- [Exercise requirements] Transcribe the material in full, exactly as written.

·····

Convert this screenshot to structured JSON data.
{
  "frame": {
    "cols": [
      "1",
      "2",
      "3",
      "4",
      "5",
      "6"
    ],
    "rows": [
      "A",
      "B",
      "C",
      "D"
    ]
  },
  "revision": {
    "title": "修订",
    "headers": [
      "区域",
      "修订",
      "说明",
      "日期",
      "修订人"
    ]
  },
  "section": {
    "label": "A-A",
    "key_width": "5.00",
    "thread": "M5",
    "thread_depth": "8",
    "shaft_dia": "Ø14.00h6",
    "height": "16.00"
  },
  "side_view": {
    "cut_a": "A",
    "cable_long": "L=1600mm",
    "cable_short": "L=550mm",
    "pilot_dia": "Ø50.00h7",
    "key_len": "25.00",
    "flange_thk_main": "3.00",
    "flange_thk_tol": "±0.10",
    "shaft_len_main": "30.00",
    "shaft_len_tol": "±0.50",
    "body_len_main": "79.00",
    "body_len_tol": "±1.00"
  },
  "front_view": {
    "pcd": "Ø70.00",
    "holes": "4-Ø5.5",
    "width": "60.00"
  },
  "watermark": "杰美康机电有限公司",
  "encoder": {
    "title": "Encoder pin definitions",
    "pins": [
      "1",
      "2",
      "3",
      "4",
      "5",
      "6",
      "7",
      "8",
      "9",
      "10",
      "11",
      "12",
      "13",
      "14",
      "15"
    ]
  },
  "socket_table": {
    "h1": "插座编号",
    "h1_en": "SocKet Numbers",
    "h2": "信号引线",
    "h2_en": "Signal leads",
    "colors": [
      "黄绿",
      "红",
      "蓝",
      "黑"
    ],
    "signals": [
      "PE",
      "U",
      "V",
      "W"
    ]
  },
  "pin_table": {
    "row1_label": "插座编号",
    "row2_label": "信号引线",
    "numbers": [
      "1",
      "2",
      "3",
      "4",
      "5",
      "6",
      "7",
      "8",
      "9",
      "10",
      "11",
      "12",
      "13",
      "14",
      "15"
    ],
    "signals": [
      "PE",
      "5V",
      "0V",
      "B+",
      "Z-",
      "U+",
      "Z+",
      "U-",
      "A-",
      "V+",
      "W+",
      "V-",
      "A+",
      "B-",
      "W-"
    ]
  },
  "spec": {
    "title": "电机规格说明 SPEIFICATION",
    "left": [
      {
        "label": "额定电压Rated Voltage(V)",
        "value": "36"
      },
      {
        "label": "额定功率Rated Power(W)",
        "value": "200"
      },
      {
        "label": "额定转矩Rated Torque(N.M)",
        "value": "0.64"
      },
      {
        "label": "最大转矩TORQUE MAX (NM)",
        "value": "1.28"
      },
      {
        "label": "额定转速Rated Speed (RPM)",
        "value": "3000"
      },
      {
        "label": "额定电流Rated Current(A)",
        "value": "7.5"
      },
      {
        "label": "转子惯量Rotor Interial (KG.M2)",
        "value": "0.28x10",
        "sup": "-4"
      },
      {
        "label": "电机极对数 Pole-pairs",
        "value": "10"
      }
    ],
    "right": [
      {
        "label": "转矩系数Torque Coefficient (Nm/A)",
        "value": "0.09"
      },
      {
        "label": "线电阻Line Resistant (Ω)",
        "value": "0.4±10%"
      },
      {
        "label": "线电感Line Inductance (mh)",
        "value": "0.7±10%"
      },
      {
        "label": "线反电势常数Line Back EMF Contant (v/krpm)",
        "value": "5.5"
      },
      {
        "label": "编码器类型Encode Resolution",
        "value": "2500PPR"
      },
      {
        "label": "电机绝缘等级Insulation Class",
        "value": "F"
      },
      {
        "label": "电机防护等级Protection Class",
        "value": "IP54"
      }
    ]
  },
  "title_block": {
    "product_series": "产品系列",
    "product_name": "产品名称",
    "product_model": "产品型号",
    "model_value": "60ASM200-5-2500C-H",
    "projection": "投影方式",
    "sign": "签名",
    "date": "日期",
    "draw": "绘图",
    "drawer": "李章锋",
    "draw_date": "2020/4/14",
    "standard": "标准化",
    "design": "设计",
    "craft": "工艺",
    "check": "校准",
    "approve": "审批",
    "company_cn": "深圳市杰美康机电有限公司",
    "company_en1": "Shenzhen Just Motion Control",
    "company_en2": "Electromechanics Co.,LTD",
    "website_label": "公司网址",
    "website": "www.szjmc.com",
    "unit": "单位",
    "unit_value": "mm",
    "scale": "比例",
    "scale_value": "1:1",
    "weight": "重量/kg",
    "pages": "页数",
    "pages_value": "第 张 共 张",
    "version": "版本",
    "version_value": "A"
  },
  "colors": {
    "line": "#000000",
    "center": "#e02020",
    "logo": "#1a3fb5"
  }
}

·····

- [Solved exercise]
Convert this screenshot to structured JSON data.
{
  "frame": {
    "cols": [
      "1",
      "2",
      "3",
      "4",
      "5",
      "6"
    ],
    "rows": [
      "A",
      "B",
      "C",
      "D"
    ]
  },
  "revision": {
    "title": "修订",
    "headers": [
      "区域",
      "修订",
      "说明",
      "日期",
      "修订人"
    ]
  },
  "section": {
    "label": "A-A",
    "key_width": "5.00",
    "thread": "M5",
    "thread_depth": "8",
    "shaft_dia": "Ø14.00h6",
    "height": "16.00"
  },
  "side_view": {
    "cut_a": "A",
    "cable_long": "L=1600mm",
    "cable_short": "L=550mm",
    "pilot_dia": "Ø50.00h7",
    "key_len": "25.00",
    "flange_thk_main": "3.00",
    "flange_thk_tol": "±0.10",
    "shaft_len_main": "30.00",
    "shaft_len_tol": "±0.50",
    "body_len_main": "79.00",
    "body_len_tol": "±1.00"
  },
  "front_view": {
    "pcd": "Ø70.00",
    "holes": "4-Ø5.5",
    "width": "60.00"
  },
  "watermark": "杰美康机电有限公司",
  "encoder": {
    "title": "Encoder pin definitions",
    "pins": [
      "1",
      "2",
      "3",
      "4",
      "5",
      "6",
      "7",
      "8",
      "9",
      "10",
      "11",
      "12",
      "13",
      "14",
      "15"
    ]
  },
  "socket_table": {
    "h1": "插座编号",
    "h1_en": "SocKet Numbers",
    "h2": "信号引线",
    "h2_en": "Signal leads",
    "colors": [
      "黄绿",
      "红",
      "蓝",
      "黑"
    ],
    "signals": [
      "PE",
      "U",
      "V",
      "W"
    ]
  },
  "pin_table": {
    "row1_label": "插座编号",
    "row2_label": "信号引线",
    "numbers": [
      "1",
      "2",
      "3",
      "4",
      "5",
      "6",
      "7",
      "8",
      "9",
      "10",
      "11",
      "12",
      "13",
      "14",
      "15"
    ],
    "signals": [
      "PE",
      "5V",
      "0V",
      "B+",
      "Z-",
      "U+",
      "Z+",
      "U-",
      "A-",
      "V+",
      "W+",
      "V-",
      "A+",
      "B-",
      "W-"
    ]
  },
  "spec": {
    "title": "电机规格说明 SPEIFICATION",
    "left": [
      {
        "label": "额定电压Rated Voltage(V)",
        "value": "36"
      },
      {
        "label": "额定功率Rated Power(W)",
        "value": "200"
      },
      {
        "label": "额定转矩Rated Torque(N.M)",
        "value": "0.64"
      },
      {
        "label": "最大转矩TORQUE MAX (NM)",
        "value": "1.28"
      },
      {
        "label": "额定转速Rated Speed (RPM)",
        "value": "3000"
      },
      {
        "label": "额定电流Rated Current(A)",
        "value": "7.5"
      },
      {
        "label": "转子惯量Rotor Interial (KG.M2)",
        "value": "0.28x10",
        "sup": "-4"
      },
      {
        "label": "电机极对数 Pole-pairs",
        "value": "10"
      }
    ],
    "right": [
      {
        "label": "转矩系数Torque Coefficient (Nm/A)",
        "value": "0.09"
      },
      {
        "label": "线电阻Line Resistant (Ω)",
        "value": "0.4±10%"
      },
      {
        "label": "线电感Line Inductance (mh)",
        "value": "0.7±10%"
      },
      {
        "label": "线反电势常数Line Back EMF Contant (v/krpm)",
        "value": "5.5"
      },
      {
        "label": "编码器类型Encode Resolution",
        "value": "2500PPR"
      },
      {
        "label": "电机绝缘等级Insulation Class",
        "value": "F"
      },
      {
        "label": "电机防护等级Protection Class",
        "value": "IP54"
      }
    ]
  },
  "title_block": {
    "product_series": "产品系列",
    "product_name": "产品名称",
    "product_model": "产品型号",
    "model_value": "60ASM200-5-2500C-H",
    "projection": "投影方式",
    "sign": "签名",
    "date": "日期",
    "draw": "绘图",
    "drawer": "李章锋",
    "draw_date": "2020/4/14",
    "standard": "标准化",
    "design": "设计",
    "craft": "工艺",
    "check": "校准",
    "approve": "审批",
    "company_cn": "深圳市杰美康机电有限公司",
    "company_en1": "Shenzhen Just Motion Control",
    "company_en2": "Electromechanics Co.,LTD",
    "website_label": "公司网址",
    "website": "www.szjmc.com",
    "unit": "单位",
    "unit_value": "mm",
    "scale": "比例",
    "scale_value": "1:1",
    "weight": "重量/kg",
    "pages": "页数",
    "pages_value": "第 张 共 张",
    "version": "版本",
    "version_value": "A"
  },
  "colors": {
    "line": "#000000",
    "center": "#e02020",
    "logo": "#1a3fb5"
  }
}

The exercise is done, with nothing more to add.